What the exercise asks
Find every line in the records below that holds the word "реализации", and copy it out.

Entries supplied

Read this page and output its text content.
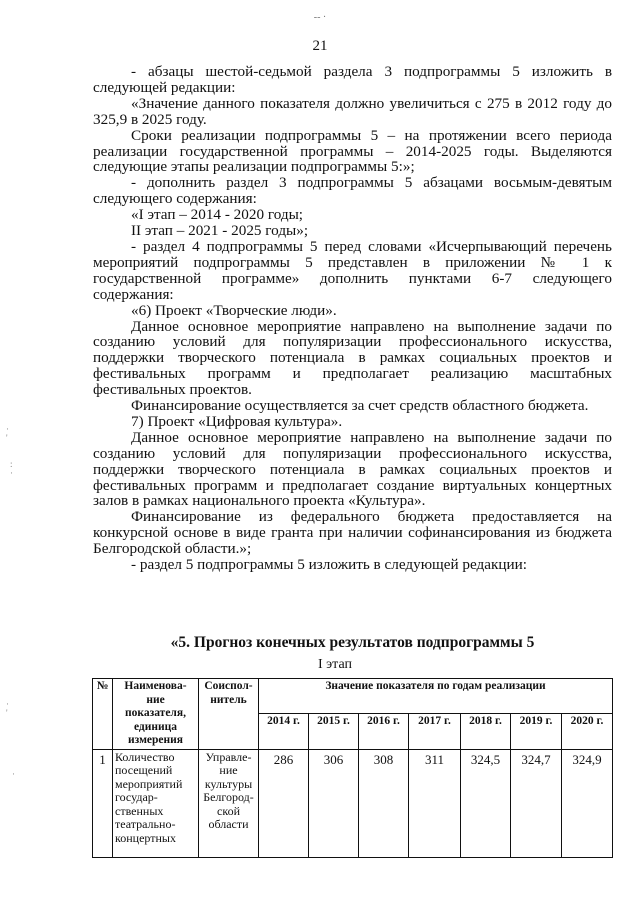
-- ·
21

- абзацы шестой-седьмой раздела 3 подпрограммы 5 изложить в следующей редакции:

«Значение данного показателя должно увеличиться с 275 в 2012 году до 325,9 в 2025 году.

Сроки реализации подпрограммы 5 – на протяжении всего периода реализации государственной программы – 2014-2025 годы. Выделяются следующие этапы реализации подпрограммы 5:»;

- дополнить раздел 3 подпрограммы 5 абзацами восьмым-девятым следующего содержания:

«I этап – 2014 - 2020 годы;

II этап – 2021 - 2025 годы»;

- раздел 4 подпрограммы 5 перед словами «Исчерпывающий перечень мероприятий подпрограммы 5 представлен в приложении № 1 к государственной программе» дополнить пунктами 6-7 следующего содержания:

«6) Проект «Творческие люди».

Данное основное мероприятие направлено на выполнение задачи по созданию условий для популяризации профессионального искусства, поддержки творческого потенциала в рамках социальных проектов и фестивальных программ и предполагает реализацию масштабных фестивальных проектов.

Финансирование осуществляется за счет средств областного бюджета.

7) Проект «Цифровая культура».

Данное основное мероприятие направлено на выполнение задачи по созданию условий для популяризации профессионального искусства, поддержки творческого потенциала в рамках социальных проектов и фестивальных программ и предполагает создание виртуальных концертных залов в рамках национального проекта «Культура».

Финансирование из федерального бюджета предоставляется на конкурсной основе в виде гранта при наличии софинансирования из бюджета Белгородской области.»;

- раздел 5 подпрограммы 5 изложить в следующей редакции:

«5. Прогноз конечных результатов подпрограммы 5
I этап
№	Наименова- ние показателя, единица измерения	Соиспол- нитель	Значение показателя по годам реализации						
			2014 г.	2015 г.	2016 г.	2017 г.	2018 г.	2019 г.	2020 г.
1	Количество посещений мероприятий государ- ственных театрально- концертных	Управле- ние культуры Белгород- ской области	286	306	308	311	324,5	324,7	324,9
·
'
:
·
·
'
·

Written answer
Сроки реализации подпрограммы 5 – на протяжении всего периода реализации государственной программы – 2014-2025 годы. Выделяются следующие этапы реализации подпрограммы 5:»;
№	Наименова- ние показателя, единица измерения	Соиспол- нитель	Значение показателя по годам реализации						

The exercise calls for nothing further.